_Prompt_: Records follow. Select each line holding "Mode".

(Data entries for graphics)
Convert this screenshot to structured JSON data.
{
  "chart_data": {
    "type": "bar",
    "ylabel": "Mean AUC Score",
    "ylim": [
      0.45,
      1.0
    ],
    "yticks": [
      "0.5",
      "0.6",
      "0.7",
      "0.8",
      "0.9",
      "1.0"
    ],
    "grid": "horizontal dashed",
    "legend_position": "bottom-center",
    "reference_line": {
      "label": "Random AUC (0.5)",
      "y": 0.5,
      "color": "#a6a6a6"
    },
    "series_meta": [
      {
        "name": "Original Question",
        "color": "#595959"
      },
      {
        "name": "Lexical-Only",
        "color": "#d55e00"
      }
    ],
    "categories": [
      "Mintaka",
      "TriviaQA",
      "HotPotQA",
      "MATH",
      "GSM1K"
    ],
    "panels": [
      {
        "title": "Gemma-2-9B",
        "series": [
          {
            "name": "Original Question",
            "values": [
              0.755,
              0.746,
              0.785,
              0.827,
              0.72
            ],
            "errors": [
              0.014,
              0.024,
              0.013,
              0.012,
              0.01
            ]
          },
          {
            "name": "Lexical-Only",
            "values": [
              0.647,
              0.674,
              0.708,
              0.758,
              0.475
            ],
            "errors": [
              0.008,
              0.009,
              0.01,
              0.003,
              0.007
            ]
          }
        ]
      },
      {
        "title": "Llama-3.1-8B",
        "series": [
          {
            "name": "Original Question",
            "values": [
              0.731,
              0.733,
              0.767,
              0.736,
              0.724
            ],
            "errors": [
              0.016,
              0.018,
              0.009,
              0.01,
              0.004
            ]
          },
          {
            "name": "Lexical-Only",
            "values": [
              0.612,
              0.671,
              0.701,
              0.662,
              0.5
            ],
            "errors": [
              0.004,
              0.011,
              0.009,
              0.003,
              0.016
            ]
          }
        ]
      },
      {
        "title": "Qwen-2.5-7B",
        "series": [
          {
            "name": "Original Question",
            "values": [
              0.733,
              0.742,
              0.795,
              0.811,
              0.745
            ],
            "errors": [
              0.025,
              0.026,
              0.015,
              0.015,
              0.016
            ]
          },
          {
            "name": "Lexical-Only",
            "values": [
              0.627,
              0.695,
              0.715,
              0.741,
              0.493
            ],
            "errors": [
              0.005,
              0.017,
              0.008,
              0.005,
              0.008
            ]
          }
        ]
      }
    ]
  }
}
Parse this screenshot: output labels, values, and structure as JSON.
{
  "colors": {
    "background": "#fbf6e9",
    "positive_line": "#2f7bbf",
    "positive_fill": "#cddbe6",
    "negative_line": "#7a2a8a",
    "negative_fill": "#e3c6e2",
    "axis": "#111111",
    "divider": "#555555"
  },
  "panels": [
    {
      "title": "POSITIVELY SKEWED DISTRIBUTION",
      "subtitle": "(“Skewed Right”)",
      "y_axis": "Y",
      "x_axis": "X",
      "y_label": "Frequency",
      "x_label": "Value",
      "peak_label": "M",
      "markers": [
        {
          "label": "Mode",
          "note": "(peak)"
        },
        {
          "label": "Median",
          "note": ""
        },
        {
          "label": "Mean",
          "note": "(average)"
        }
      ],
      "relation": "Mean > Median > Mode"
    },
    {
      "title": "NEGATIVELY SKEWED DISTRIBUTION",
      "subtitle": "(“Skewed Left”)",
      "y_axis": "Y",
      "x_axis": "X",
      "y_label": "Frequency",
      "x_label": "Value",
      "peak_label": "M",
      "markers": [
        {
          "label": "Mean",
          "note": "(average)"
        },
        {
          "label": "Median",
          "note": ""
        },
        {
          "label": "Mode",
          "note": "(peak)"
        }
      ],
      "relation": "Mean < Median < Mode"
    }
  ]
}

_Completed task_:
          "label": "Mode",
      "relation": "Mean > Median > Mode"
          "label": "Mode",
      "relation": "Mean < Median < Mode"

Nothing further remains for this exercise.